Brief.
Write the listing out again, all of it, word for word.
──────── Record set ────────
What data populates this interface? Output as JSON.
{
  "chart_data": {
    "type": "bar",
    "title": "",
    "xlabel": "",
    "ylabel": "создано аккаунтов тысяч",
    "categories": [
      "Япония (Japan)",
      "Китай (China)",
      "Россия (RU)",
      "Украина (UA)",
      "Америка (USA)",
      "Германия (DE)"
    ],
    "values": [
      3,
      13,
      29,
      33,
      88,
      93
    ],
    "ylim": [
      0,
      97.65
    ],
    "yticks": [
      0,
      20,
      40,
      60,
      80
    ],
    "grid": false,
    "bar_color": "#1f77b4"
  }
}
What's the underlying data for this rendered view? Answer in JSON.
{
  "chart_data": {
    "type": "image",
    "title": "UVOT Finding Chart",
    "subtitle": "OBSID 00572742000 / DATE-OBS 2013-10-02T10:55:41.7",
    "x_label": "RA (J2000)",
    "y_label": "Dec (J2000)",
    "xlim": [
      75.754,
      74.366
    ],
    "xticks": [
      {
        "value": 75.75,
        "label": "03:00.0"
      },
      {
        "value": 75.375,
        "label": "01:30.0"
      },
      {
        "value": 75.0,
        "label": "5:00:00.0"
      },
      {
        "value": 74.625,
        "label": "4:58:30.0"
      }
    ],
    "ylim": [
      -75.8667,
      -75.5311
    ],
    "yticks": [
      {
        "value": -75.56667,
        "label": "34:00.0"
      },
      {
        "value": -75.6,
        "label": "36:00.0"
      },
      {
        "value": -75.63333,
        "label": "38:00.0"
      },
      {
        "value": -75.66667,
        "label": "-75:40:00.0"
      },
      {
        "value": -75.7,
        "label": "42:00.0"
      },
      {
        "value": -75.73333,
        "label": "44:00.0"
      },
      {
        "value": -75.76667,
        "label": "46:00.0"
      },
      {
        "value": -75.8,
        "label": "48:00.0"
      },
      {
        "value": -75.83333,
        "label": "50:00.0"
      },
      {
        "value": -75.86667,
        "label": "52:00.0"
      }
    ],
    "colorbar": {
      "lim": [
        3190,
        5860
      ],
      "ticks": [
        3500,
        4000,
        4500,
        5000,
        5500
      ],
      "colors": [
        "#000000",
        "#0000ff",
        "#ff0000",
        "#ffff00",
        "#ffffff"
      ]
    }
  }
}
────────
Solution.
What data populates this interface? Output as JSON.
{
  "chart_data": {
    "type": "bar",
    "title": "",
    "xlabel": "",
    "ylabel": "создано аккаунтов тысяч",
    "categories": [
      "Япония (Japan)",
      "Китай (China)",
      "Россия (RU)",
      "Украина (UA)",
      "Америка (USA)",
      "Германия (DE)"
    ],
    "values": [
      3,
      13,
      29,
      33,
      88,
      93
    ],
    "ylim": [
      0,
      97.65
    ],
    "yticks": [
      0,
      20,
      40,
      60,
      80
    ],
    "grid": false,
    "bar_color": "#1f77b4"
  }
}
What's the underlying data for this rendered view? Answer in JSON.
{
  "chart_data": {
    "type": "image",
    "title": "UVOT Finding Chart",
    "subtitle": "OBSID 00572742000 / DATE-OBS 2013-10-02T10:55:41.7",
    "x_label": "RA (J2000)",
    "y_label": "Dec (J2000)",
    "xlim": [
      75.754,
      74.366
    ],
    "xticks": [
      {
        "value": 75.75,
        "label": "03:00.0"
      },
      {
        "value": 75.375,
        "label": "01:30.0"
      },
      {
        "value": 75.0,
        "label": "5:00:00.0"
      },
      {
        "value": 74.625,
        "label": "4:58:30.0"
      }
    ],
    "ylim": [
      -75.8667,
      -75.5311
    ],
    "yticks": [
      {
        "value": -75.56667,
        "label": "34:00.0"
      },
      {
        "value": -75.6,
        "label": "36:00.0"
      },
      {
        "value": -75.63333,
        "label": "38:00.0"
      },
      {
        "value": -75.66667,
        "label": "-75:40:00.0"
      },
      {
        "value": -75.7,
        "label": "42:00.0"
      },
      {
        "value": -75.73333,
        "label": "44:00.0"
      },
      {
        "value": -75.76667,
        "label": "46:00.0"
      },
      {
        "value": -75.8,
        "label": "48:00.0"
      },
      {
        "value": -75.83333,
        "label": "50:00.0"
      },
      {
        "value": -75.86667,
        "label": "52:00.0"
      }
    ],
    "colorbar": {
      "lim": [
        3190,
        5860
      ],
      "ticks": [
        3500,
        4000,
        4500,
        5000,
        5500
      ],
      "colors": [
        "#000000",
        "#0000ff",
        "#ff0000",
        "#ffff00",
        "#ffffff"
      ]
    }
  }
}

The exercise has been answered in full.